INSTRUCTION
Copy each line holding the string "been".

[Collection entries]
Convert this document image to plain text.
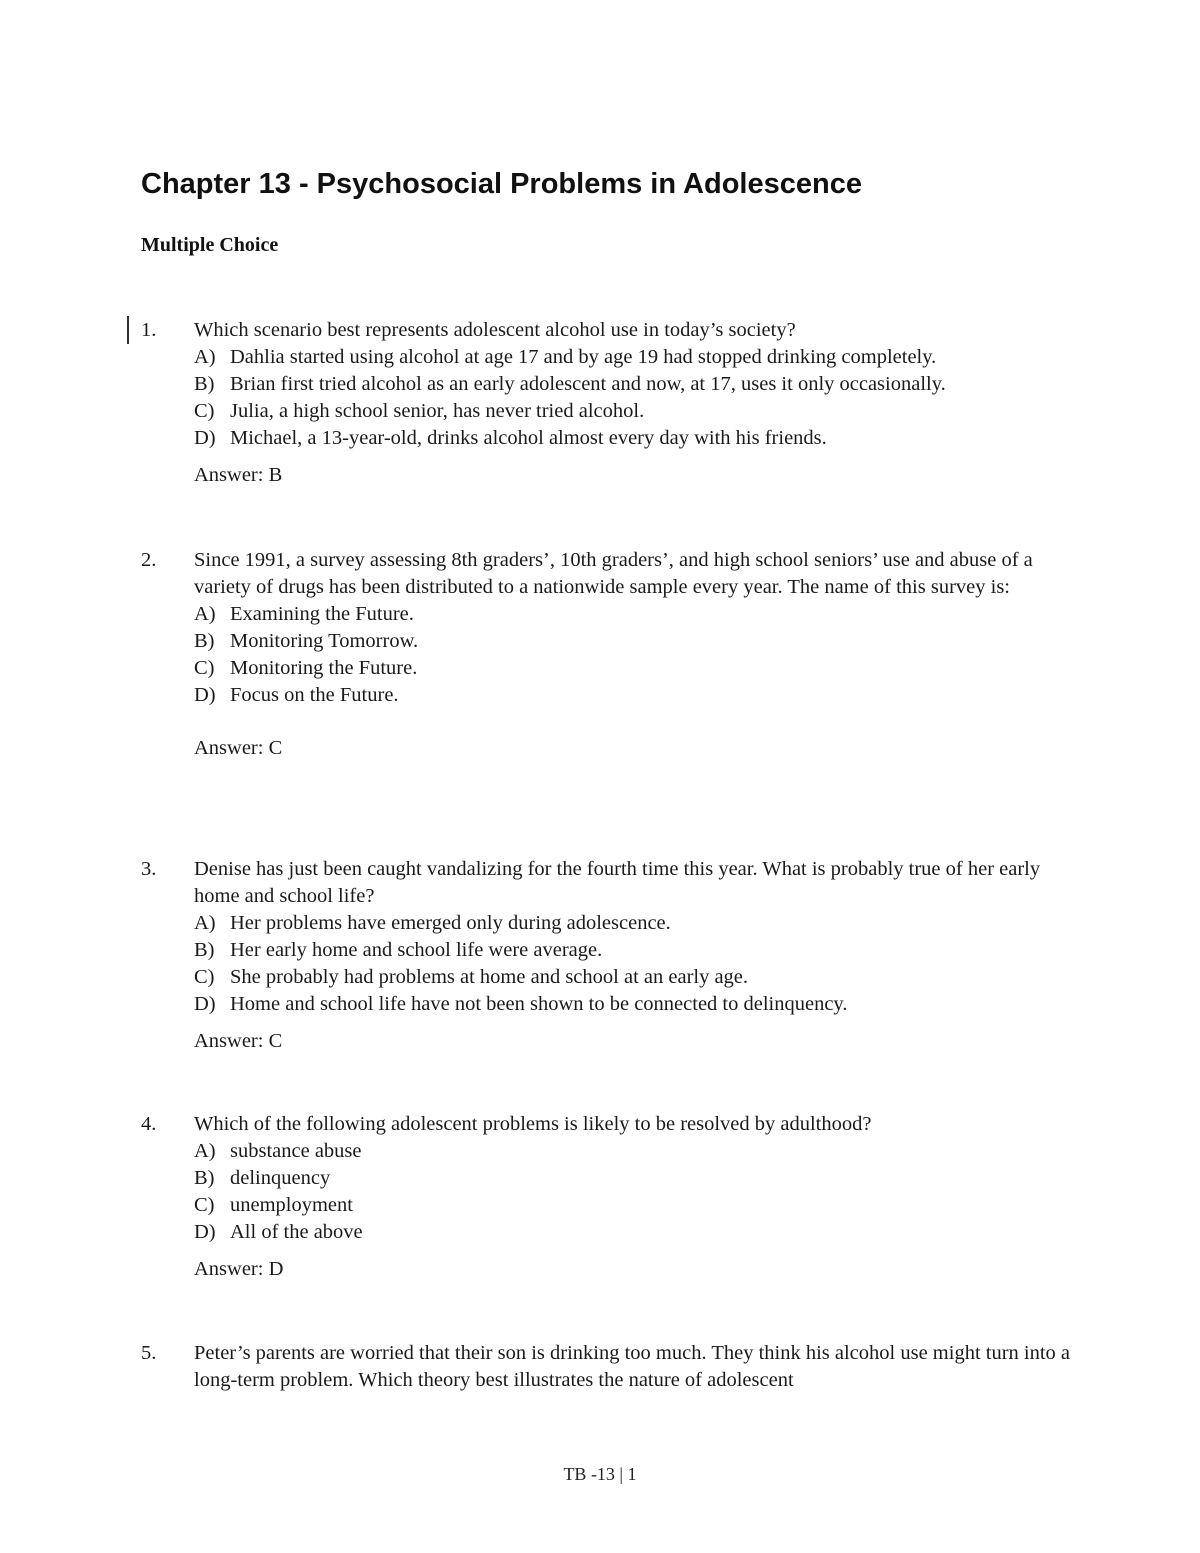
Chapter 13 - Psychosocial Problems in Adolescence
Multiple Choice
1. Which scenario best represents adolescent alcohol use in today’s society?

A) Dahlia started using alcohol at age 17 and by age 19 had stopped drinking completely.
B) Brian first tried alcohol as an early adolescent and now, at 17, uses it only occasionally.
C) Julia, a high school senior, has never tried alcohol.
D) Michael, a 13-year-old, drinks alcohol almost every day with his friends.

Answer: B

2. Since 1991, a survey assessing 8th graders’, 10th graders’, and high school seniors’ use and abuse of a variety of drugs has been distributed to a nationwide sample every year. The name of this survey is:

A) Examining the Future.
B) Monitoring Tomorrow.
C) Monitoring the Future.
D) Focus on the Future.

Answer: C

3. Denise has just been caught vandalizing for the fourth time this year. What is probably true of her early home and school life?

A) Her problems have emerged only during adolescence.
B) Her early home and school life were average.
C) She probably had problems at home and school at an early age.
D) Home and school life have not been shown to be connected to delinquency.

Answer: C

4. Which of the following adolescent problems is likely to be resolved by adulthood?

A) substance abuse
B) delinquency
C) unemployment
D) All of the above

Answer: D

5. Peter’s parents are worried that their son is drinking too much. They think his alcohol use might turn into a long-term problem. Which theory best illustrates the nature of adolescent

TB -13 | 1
...
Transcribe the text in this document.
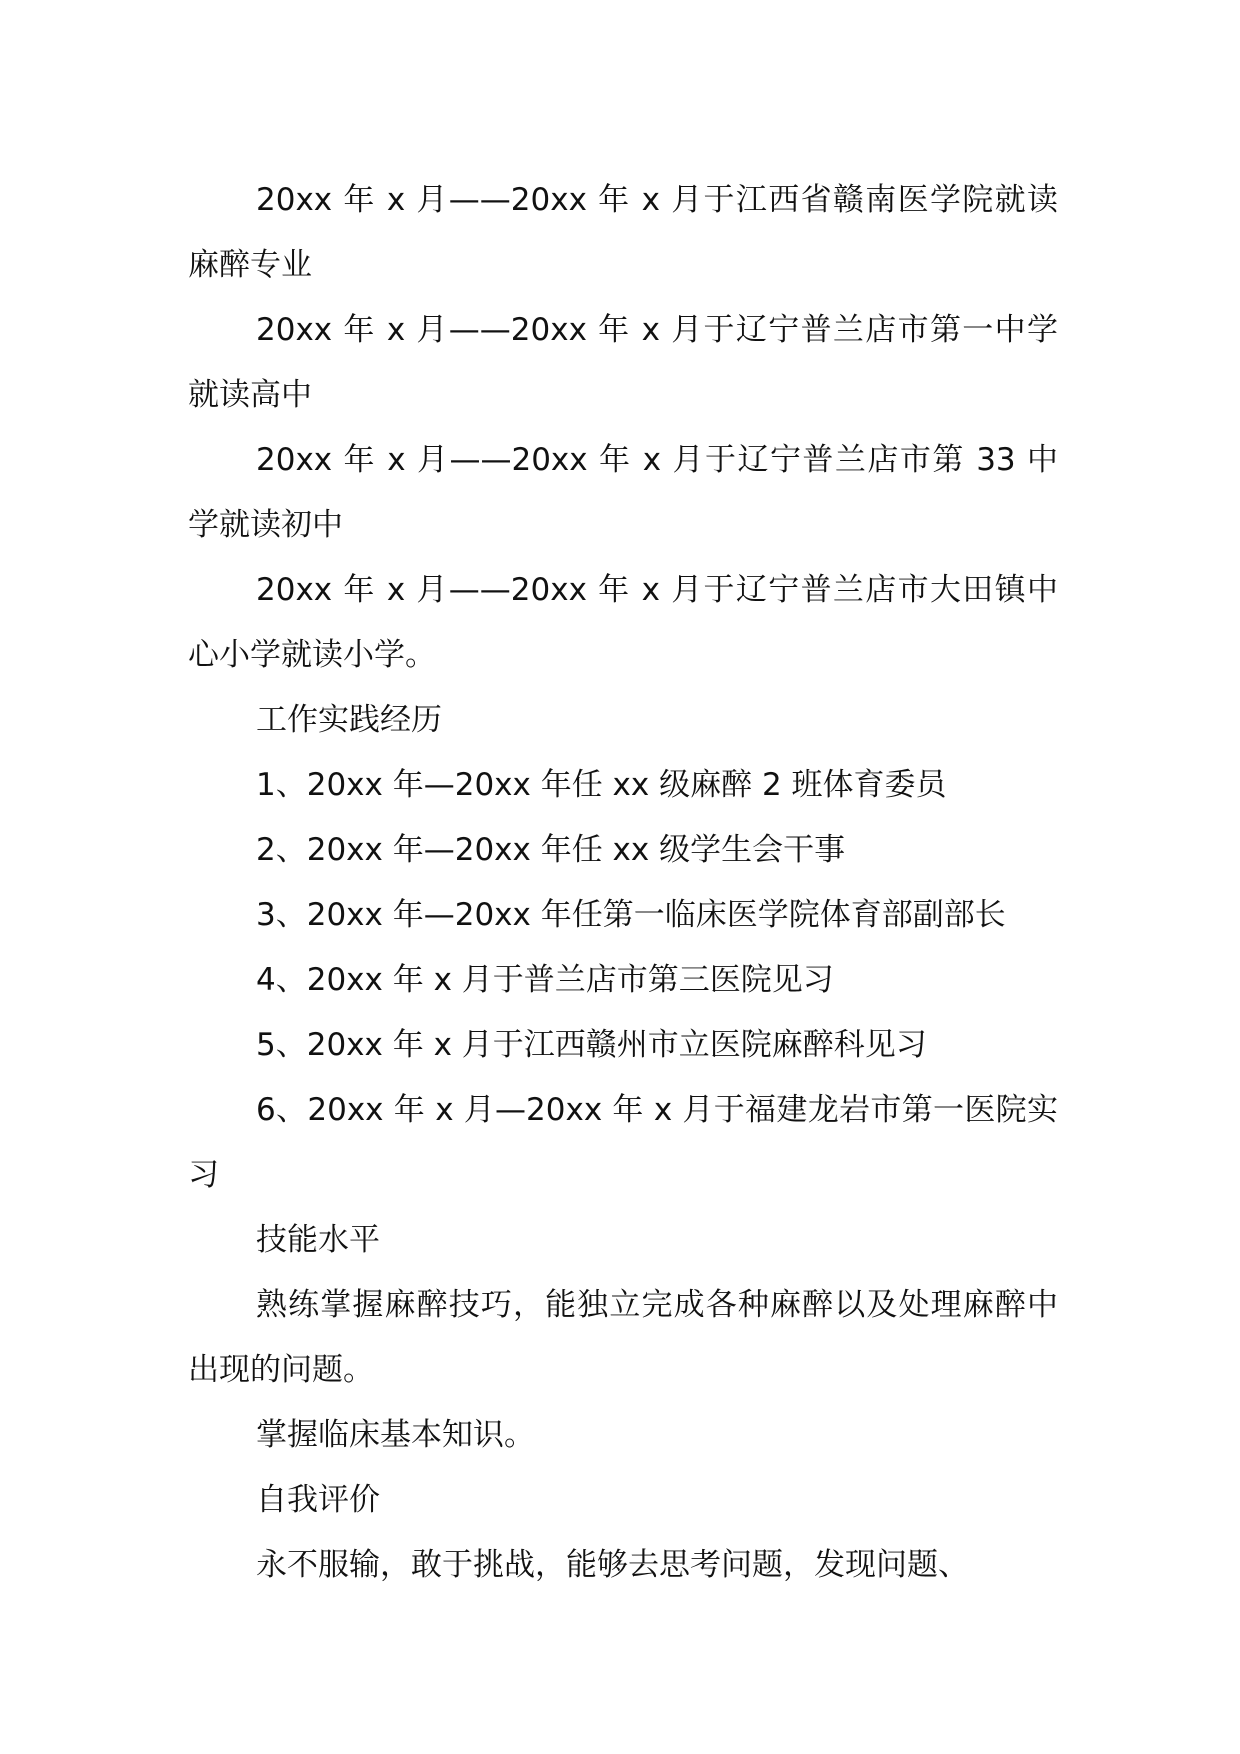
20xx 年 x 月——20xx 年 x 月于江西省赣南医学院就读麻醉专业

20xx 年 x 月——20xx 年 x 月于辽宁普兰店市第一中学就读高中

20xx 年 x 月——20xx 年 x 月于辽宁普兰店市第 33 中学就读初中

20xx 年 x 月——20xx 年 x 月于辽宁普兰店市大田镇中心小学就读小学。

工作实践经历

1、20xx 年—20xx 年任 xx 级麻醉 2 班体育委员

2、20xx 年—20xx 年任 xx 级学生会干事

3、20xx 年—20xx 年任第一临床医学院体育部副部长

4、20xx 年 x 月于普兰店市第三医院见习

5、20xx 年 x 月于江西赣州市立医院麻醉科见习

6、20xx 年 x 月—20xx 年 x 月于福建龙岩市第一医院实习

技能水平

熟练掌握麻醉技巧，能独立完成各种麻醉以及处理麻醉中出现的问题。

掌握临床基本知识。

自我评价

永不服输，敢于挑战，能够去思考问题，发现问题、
...
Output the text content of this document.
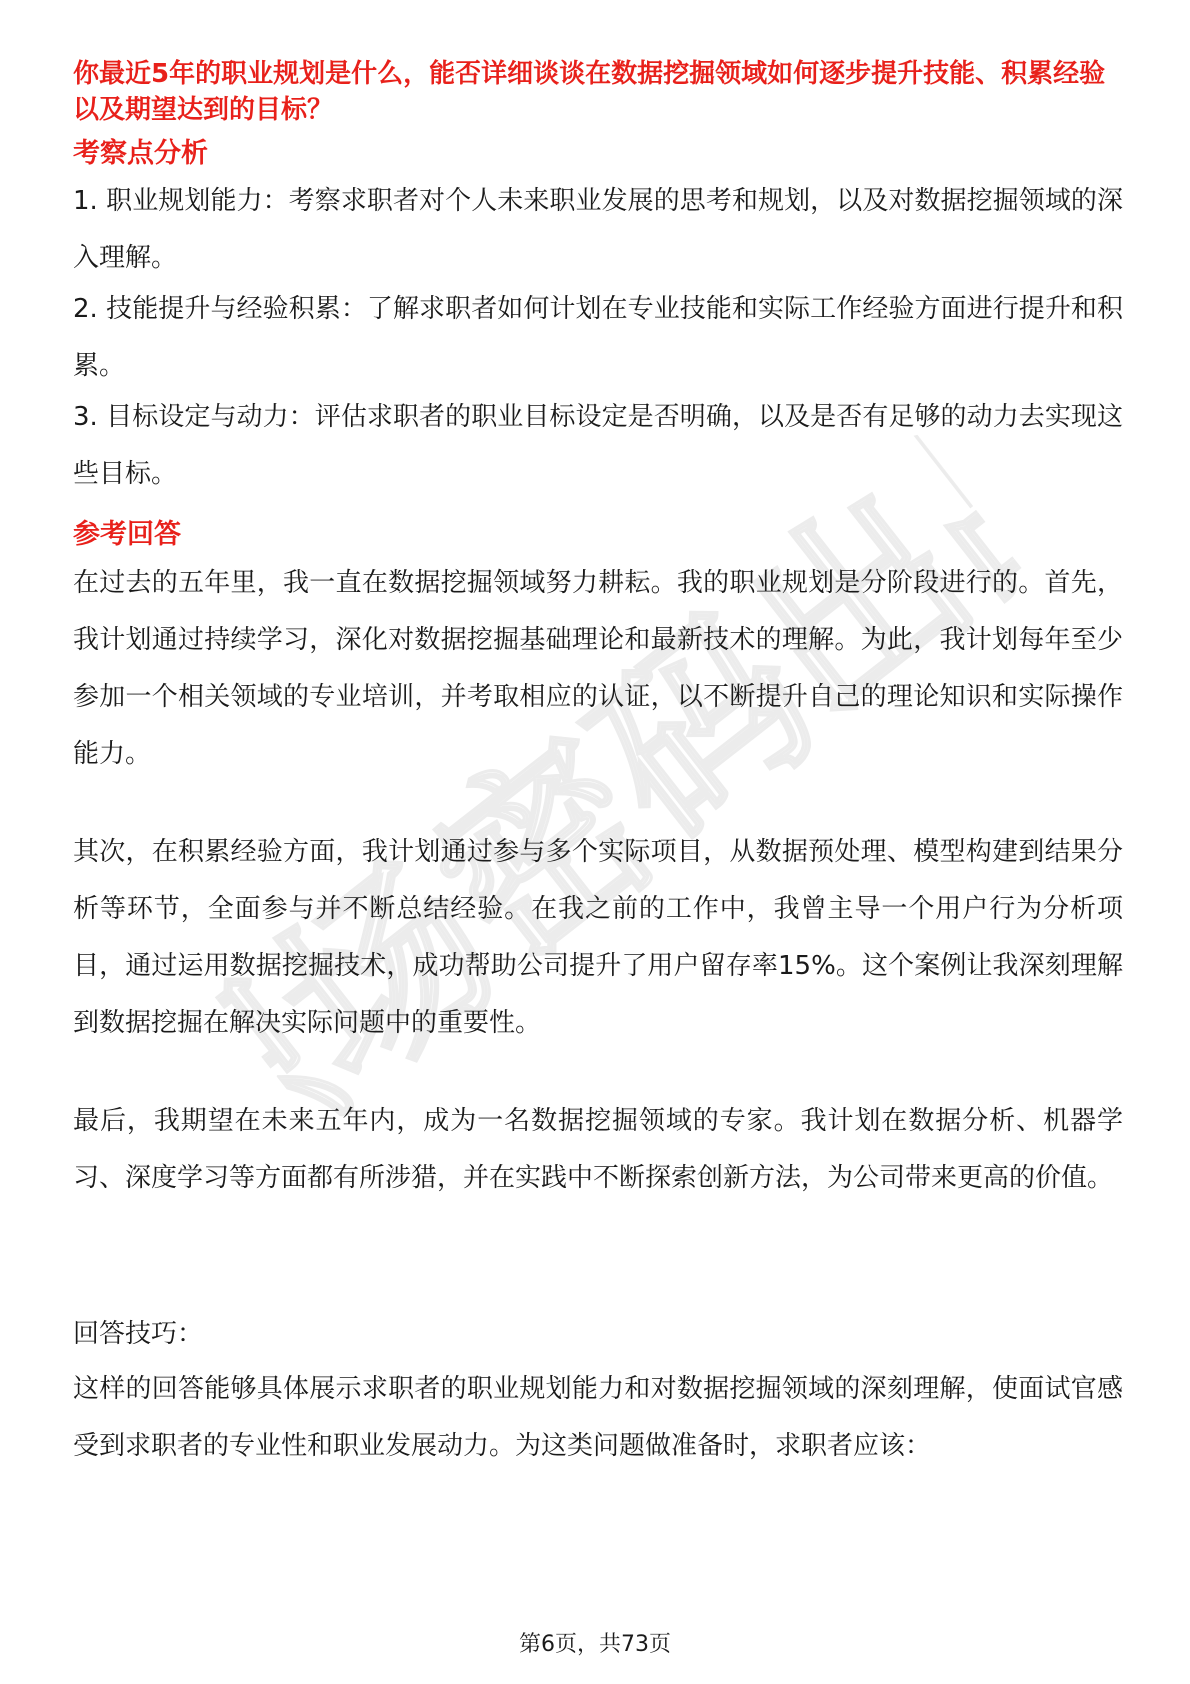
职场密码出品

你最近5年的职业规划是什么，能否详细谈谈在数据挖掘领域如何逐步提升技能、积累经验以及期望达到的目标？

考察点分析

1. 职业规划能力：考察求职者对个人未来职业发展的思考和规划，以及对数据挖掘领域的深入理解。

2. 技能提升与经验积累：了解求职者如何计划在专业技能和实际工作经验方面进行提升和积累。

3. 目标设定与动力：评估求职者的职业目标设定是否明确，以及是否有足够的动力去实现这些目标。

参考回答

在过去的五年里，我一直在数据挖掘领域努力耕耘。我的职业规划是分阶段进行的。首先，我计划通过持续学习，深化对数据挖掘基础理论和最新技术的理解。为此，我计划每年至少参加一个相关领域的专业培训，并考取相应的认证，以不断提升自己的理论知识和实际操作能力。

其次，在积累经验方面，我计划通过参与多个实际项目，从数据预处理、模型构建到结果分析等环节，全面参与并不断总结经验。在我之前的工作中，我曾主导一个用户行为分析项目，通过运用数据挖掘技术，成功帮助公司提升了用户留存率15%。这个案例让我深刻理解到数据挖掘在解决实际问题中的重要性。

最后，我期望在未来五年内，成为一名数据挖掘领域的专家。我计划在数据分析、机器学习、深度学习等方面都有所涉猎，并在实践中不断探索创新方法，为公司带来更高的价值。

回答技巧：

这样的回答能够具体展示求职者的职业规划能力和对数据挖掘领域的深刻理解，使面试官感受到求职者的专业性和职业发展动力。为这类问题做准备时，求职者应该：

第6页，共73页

TASK RESPONSE
2. Since 1991, a survey assessing 8th graders’, 10th graders’, and high school seniors’ use and abuse of a variety of drugs has been distributed to a nationwide sample every year. The name of this survey is:
3. Denise has just been caught vandalizing for the fourth time this year. What is probably true of her early home and school life?
D) Home and school life have not been shown to be connected to delinquency.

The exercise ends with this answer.